What you have to do: Go through the records underneath and write each one out again exactly.

Entries:
________
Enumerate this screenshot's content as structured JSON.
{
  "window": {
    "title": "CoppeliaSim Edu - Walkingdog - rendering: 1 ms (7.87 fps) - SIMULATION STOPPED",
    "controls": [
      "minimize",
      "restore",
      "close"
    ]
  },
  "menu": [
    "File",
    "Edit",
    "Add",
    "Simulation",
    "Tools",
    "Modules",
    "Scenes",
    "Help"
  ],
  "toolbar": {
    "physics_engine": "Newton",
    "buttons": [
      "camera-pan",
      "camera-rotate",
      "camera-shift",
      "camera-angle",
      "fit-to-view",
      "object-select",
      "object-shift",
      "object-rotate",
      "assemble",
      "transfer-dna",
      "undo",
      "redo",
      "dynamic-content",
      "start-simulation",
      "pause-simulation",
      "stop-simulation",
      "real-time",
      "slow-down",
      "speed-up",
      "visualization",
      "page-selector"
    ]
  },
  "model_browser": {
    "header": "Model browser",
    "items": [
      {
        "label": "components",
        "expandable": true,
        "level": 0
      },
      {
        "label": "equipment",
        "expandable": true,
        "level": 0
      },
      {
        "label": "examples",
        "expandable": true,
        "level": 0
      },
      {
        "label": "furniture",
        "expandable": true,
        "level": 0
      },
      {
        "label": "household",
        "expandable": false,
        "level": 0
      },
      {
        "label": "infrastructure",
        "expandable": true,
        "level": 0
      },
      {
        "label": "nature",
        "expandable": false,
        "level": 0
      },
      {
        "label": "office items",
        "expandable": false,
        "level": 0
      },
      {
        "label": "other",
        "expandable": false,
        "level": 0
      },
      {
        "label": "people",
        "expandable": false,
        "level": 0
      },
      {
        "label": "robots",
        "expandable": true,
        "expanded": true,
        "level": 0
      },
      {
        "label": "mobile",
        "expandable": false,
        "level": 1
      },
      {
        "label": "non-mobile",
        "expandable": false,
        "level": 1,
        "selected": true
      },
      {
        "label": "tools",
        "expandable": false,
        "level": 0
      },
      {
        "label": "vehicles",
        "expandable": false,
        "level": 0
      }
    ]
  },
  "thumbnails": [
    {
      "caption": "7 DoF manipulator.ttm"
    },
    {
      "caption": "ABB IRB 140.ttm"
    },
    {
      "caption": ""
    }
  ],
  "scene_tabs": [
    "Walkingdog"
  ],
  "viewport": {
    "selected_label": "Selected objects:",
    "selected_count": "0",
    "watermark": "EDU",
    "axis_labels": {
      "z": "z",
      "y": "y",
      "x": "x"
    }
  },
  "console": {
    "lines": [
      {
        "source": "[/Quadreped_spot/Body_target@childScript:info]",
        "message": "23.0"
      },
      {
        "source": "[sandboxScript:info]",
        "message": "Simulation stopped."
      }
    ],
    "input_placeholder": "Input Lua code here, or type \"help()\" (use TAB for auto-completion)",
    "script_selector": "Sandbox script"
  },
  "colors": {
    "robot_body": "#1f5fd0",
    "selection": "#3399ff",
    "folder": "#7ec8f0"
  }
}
________
Task solution:
Enumerate this screenshot's content as structured JSON.
{
  "window": {
    "title": "CoppeliaSim Edu - Walkingdog - rendering: 1 ms (7.87 fps) - SIMULATION STOPPED",
    "controls": [
      "minimize",
      "restore",
      "close"
    ]
  },
  "menu": [
    "File",
    "Edit",
    "Add",
    "Simulation",
    "Tools",
    "Modules",
    "Scenes",
    "Help"
  ],
  "toolbar": {
    "physics_engine": "Newton",
    "buttons": [
      "camera-pan",
      "camera-rotate",
      "camera-shift",
      "camera-angle",
      "fit-to-view",
      "object-select",
      "object-shift",
      "object-rotate",
      "assemble",
      "transfer-dna",
      "undo",
      "redo",
      "dynamic-content",
      "start-simulation",
      "pause-simulation",
      "stop-simulation",
      "real-time",
      "slow-down",
      "speed-up",
      "visualization",
      "page-selector"
    ]
  },
  "model_browser": {
    "header": "Model browser",
    "items": [
      {
        "label": "components",
        "expandable": true,
        "level": 0
      },
      {
        "label": "equipment",
        "expandable": true,
        "level": 0
      },
      {
        "label": "examples",
        "expandable": true,
        "level": 0
      },
      {
        "label": "furniture",
        "expandable": true,
        "level": 0
      },
      {
        "label": "household",
        "expandable": false,
        "level": 0
      },
      {
        "label": "infrastructure",
        "expandable": true,
        "level": 0
      },
      {
        "label": "nature",
        "expandable": false,
        "level": 0
      },
      {
        "label": "office items",
        "expandable": false,
        "level": 0
      },
      {
        "label": "other",
        "expandable": false,
        "level": 0
      },
      {
        "label": "people",
        "expandable": false,
        "level": 0
      },
      {
        "label": "robots",
        "expandable": true,
        "expanded": true,
        "level": 0
      },
      {
        "label": "mobile",
        "expandable": false,
        "level": 1
      },
      {
        "label": "non-mobile",
        "expandable": false,
        "level": 1,
        "selected": true
      },
      {
        "label": "tools",
        "expandable": false,
        "level": 0
      },
      {
        "label": "vehicles",
        "expandable": false,
        "level": 0
      }
    ]
  },
  "thumbnails": [
    {
      "caption": "7 DoF manipulator.ttm"
    },
    {
      "caption": "ABB IRB 140.ttm"
    },
    {
      "caption": ""
    }
  ],
  "scene_tabs": [
    "Walkingdog"
  ],
  "viewport": {
    "selected_label": "Selected objects:",
    "selected_count": "0",
    "watermark": "EDU",
    "axis_labels": {
      "z": "z",
      "y": "y",
      "x": "x"
    }
  },
  "console": {
    "lines": [
      {
        "source": "[/Quadreped_spot/Body_target@childScript:info]",
        "message": "23.0"
      },
      {
        "source": "[sandboxScript:info]",
        "message": "Simulation stopped."
      }
    ],
    "input_placeholder": "Input Lua code here, or type \"help()\" (use TAB for auto-completion)",
    "script_selector": "Sandbox script"
  },
  "colors": {
    "robot_body": "#1f5fd0",
    "selection": "#3399ff",
    "folder": "#7ec8f0"
  }
}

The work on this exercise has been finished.